WORK TO BE COMPLETED:
Reproduce the entries below, word for word, from the first line up to and including the line that contains "service-total: 4 800,00".
---+---
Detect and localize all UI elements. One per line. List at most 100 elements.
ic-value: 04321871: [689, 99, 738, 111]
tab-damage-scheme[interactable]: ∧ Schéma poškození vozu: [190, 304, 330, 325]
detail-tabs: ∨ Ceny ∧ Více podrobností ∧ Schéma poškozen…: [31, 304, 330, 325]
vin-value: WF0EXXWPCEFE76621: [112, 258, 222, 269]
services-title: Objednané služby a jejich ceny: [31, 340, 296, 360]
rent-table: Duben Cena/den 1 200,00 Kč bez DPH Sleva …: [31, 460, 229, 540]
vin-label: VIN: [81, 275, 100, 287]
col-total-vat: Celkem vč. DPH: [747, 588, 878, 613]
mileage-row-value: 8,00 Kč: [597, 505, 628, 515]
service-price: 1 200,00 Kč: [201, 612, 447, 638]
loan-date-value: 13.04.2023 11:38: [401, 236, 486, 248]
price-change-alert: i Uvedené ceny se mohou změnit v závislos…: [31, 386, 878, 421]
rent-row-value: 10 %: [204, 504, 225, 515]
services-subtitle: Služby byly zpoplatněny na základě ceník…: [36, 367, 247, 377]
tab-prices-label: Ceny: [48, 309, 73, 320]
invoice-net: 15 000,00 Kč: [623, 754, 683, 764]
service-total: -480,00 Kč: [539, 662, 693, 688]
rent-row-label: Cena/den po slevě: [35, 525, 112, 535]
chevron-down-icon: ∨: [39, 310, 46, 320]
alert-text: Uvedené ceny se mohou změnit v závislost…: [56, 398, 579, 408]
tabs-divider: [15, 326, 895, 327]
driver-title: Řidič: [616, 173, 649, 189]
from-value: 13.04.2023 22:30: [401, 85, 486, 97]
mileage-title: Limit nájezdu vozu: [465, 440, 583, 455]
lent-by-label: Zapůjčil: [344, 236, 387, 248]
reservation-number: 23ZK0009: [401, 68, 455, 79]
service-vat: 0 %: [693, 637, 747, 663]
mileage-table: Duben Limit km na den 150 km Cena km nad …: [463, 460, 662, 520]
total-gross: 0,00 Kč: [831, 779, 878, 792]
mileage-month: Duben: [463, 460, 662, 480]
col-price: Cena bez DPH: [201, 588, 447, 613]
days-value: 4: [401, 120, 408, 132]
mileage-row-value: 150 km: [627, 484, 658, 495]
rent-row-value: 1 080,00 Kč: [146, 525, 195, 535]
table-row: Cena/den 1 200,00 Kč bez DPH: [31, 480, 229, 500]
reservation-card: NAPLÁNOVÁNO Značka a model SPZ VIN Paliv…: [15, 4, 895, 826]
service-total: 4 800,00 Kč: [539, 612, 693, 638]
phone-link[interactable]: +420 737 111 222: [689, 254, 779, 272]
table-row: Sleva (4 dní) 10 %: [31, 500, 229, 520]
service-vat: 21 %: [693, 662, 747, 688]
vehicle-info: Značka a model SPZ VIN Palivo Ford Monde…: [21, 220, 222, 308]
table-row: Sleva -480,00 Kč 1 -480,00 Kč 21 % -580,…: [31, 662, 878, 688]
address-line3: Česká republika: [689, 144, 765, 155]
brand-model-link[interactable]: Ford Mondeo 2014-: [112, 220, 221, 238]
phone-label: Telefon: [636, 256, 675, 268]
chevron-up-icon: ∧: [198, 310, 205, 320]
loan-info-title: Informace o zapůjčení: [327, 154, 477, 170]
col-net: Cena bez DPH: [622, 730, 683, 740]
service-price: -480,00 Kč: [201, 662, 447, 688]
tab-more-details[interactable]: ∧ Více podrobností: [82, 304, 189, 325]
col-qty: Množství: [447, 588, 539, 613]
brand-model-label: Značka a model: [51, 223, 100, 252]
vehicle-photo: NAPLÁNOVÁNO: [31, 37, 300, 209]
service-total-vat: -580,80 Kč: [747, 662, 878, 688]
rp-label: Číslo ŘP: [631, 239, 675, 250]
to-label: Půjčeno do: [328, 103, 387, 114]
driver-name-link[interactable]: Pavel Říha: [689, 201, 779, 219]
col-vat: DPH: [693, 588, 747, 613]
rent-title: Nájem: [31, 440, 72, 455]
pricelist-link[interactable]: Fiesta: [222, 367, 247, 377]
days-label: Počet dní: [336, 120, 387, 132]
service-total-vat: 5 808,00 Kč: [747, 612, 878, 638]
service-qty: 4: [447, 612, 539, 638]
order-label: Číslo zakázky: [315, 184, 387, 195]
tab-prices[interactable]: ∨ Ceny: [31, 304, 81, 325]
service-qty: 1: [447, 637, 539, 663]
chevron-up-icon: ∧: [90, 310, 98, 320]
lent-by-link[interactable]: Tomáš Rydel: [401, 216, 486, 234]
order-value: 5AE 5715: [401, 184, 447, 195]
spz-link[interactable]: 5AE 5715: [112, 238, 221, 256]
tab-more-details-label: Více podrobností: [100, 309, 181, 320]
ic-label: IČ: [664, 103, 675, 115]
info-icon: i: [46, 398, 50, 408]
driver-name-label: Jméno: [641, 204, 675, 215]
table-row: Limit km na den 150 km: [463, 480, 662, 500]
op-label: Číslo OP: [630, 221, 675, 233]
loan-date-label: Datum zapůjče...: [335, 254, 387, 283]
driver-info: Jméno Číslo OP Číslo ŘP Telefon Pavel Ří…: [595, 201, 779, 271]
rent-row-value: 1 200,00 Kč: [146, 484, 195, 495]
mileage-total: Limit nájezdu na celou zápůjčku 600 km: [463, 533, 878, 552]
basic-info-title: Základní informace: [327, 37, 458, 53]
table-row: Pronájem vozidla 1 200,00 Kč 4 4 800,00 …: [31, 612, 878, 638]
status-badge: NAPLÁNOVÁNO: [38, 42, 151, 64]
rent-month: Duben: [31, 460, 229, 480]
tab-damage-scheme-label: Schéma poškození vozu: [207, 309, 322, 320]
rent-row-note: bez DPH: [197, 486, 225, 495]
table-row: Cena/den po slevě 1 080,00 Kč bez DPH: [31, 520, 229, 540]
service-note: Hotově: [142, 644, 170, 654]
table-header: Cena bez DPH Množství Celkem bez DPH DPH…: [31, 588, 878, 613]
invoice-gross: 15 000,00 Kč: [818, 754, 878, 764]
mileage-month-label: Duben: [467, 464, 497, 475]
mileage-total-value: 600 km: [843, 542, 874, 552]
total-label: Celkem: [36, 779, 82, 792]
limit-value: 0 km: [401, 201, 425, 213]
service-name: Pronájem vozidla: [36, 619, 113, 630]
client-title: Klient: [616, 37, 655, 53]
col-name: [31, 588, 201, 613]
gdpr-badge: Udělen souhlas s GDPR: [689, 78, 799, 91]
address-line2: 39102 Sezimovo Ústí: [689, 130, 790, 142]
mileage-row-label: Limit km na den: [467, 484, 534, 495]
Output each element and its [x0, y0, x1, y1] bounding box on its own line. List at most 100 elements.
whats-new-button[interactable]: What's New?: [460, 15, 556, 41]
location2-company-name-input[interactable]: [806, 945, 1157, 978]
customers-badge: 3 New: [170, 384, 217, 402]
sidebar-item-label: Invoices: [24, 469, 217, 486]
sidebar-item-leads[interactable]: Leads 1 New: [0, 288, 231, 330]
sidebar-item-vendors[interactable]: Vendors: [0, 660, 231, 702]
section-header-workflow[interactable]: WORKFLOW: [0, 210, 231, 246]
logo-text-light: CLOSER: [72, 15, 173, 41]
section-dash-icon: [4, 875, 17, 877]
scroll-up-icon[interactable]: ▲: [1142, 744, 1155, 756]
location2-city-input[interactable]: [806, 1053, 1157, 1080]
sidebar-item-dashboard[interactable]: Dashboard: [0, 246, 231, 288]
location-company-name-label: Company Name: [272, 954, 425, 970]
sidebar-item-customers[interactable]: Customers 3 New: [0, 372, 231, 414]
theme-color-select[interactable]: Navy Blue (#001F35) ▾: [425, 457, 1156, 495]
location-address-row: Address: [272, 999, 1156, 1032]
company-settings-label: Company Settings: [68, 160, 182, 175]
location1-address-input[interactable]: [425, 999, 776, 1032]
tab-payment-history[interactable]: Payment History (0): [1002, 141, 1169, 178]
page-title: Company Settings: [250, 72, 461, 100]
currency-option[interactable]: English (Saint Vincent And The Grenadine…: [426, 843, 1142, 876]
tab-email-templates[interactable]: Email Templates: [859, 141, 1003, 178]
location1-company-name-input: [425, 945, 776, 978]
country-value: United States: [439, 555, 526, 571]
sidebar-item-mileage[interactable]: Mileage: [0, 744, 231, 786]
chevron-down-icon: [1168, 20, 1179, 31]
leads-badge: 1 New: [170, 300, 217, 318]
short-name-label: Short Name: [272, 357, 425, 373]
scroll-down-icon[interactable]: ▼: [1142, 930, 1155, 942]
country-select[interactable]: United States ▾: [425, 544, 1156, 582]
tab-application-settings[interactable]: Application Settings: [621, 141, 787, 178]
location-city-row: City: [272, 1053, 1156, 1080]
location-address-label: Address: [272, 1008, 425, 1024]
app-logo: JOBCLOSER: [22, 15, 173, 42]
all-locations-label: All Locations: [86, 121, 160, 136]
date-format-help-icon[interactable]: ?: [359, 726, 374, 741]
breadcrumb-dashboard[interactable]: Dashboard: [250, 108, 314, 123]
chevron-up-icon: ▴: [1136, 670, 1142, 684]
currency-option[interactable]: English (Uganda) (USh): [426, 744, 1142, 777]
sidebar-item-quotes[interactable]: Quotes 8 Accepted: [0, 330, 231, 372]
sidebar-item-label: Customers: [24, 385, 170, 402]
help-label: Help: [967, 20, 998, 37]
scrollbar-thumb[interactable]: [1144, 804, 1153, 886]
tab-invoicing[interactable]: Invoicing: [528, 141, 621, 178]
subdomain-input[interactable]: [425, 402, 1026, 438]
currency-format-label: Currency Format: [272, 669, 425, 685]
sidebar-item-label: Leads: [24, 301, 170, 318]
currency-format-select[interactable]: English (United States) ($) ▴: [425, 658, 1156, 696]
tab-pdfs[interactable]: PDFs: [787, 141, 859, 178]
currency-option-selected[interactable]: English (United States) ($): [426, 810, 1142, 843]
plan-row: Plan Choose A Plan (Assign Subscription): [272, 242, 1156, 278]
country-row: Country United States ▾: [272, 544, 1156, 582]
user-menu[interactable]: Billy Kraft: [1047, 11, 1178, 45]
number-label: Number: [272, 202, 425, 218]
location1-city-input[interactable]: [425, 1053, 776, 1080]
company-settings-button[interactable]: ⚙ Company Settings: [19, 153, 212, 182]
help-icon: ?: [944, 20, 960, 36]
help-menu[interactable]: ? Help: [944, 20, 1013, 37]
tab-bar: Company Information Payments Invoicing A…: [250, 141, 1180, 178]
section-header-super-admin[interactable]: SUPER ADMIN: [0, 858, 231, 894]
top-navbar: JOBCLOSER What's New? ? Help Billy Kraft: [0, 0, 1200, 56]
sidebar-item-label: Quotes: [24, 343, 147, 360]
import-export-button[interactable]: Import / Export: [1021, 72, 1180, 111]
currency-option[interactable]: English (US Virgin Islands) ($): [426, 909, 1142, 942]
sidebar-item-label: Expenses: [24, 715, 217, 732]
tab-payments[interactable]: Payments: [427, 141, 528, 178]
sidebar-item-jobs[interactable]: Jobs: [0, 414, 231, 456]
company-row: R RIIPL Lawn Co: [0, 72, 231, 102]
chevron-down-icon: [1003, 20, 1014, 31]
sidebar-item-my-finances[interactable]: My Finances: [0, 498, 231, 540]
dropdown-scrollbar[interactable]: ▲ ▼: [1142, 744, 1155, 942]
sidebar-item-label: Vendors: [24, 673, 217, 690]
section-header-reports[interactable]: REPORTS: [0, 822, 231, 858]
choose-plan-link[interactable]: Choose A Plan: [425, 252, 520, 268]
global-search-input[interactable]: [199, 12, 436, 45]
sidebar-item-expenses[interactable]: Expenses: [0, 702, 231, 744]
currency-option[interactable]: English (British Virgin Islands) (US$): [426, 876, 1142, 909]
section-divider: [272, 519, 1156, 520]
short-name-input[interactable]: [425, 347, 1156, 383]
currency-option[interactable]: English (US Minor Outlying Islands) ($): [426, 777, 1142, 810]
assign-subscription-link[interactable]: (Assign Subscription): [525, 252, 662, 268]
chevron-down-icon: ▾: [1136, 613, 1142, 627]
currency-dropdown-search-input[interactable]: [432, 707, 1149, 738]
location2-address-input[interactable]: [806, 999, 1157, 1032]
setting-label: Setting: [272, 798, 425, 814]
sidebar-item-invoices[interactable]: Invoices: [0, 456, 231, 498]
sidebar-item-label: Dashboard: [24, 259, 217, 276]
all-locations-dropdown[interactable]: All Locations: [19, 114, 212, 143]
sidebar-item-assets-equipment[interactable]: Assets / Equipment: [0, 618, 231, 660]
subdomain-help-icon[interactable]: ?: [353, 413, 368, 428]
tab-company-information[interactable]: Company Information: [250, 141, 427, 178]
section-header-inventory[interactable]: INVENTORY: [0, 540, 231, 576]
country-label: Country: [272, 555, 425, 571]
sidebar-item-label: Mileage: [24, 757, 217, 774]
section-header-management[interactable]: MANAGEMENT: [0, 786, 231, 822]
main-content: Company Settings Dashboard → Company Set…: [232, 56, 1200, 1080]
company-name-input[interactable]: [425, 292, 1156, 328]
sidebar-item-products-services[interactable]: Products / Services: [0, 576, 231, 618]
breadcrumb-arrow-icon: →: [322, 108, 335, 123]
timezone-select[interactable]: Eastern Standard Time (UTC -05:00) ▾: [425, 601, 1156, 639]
---+---
EXPECTED ANSWER:
Detect and localize all UI elements. One per line. List at most 100 elements.
ic-value: 04321871: [689, 99, 738, 111]
tab-damage-scheme[interactable]: ∧ Schéma poškození vozu: [190, 304, 330, 325]
detail-tabs: ∨ Ceny ∧ Více podrobností ∧ Schéma poškozen…: [31, 304, 330, 325]
vin-value: WF0EXXWPCEFE76621: [112, 258, 222, 269]
services-title: Objednané služby a jejich ceny: [31, 340, 296, 360]
rent-table: Duben Cena/den 1 200,00 Kč bez DPH Sleva …: [31, 460, 229, 540]
vin-label: VIN: [81, 275, 100, 287]
col-total-vat: Celkem vč. DPH: [747, 588, 878, 613]
mileage-row-value: 8,00 Kč: [597, 505, 628, 515]
service-price: 1 200,00 Kč: [201, 612, 447, 638]
loan-date-value: 13.04.2023 11:38: [401, 236, 486, 248]
price-change-alert: i Uvedené ceny se mohou změnit v závislos…: [31, 386, 878, 421]
rent-row-value: 10 %: [204, 504, 225, 515]
services-subtitle: Služby byly zpoplatněny na základě ceník…: [36, 367, 247, 377]
tab-prices-label: Ceny: [48, 309, 73, 320]
invoice-net: 15 000,00 Kč: [623, 754, 683, 764]
service-total: -480,00 Kč: [539, 662, 693, 688]
rent-row-label: Cena/den po slevě: [35, 525, 112, 535]
chevron-down-icon: ∨: [39, 310, 46, 320]
alert-text: Uvedené ceny se mohou změnit v závislost…: [56, 398, 579, 408]
tabs-divider: [15, 326, 895, 327]
driver-title: Řidič: [616, 173, 649, 189]
from-value: 13.04.2023 22:30: [401, 85, 486, 97]
mileage-title: Limit nájezdu vozu: [465, 440, 583, 455]
lent-by-label: Zapůjčil: [344, 236, 387, 248]
reservation-number: 23ZK0009: [401, 68, 455, 79]
service-vat: 0 %: [693, 637, 747, 663]
mileage-table: Duben Limit km na den 150 km Cena km nad …: [463, 460, 662, 520]
total-gross: 0,00 Kč: [831, 779, 878, 792]
mileage-month: Duben: [463, 460, 662, 480]
col-price: Cena bez DPH: [201, 588, 447, 613]
days-value: 4: [401, 120, 408, 132]
mileage-row-value: 150 km: [627, 484, 658, 495]
rent-row-value: 1 080,00 Kč: [146, 525, 195, 535]
table-row: Cena/den 1 200,00 Kč bez DPH: [31, 480, 229, 500]
reservation-card: NAPLÁNOVÁNO Značka a model SPZ VIN Paliv…: [15, 4, 895, 826]
service-total: 4 800,00 Kč: [539, 612, 693, 638]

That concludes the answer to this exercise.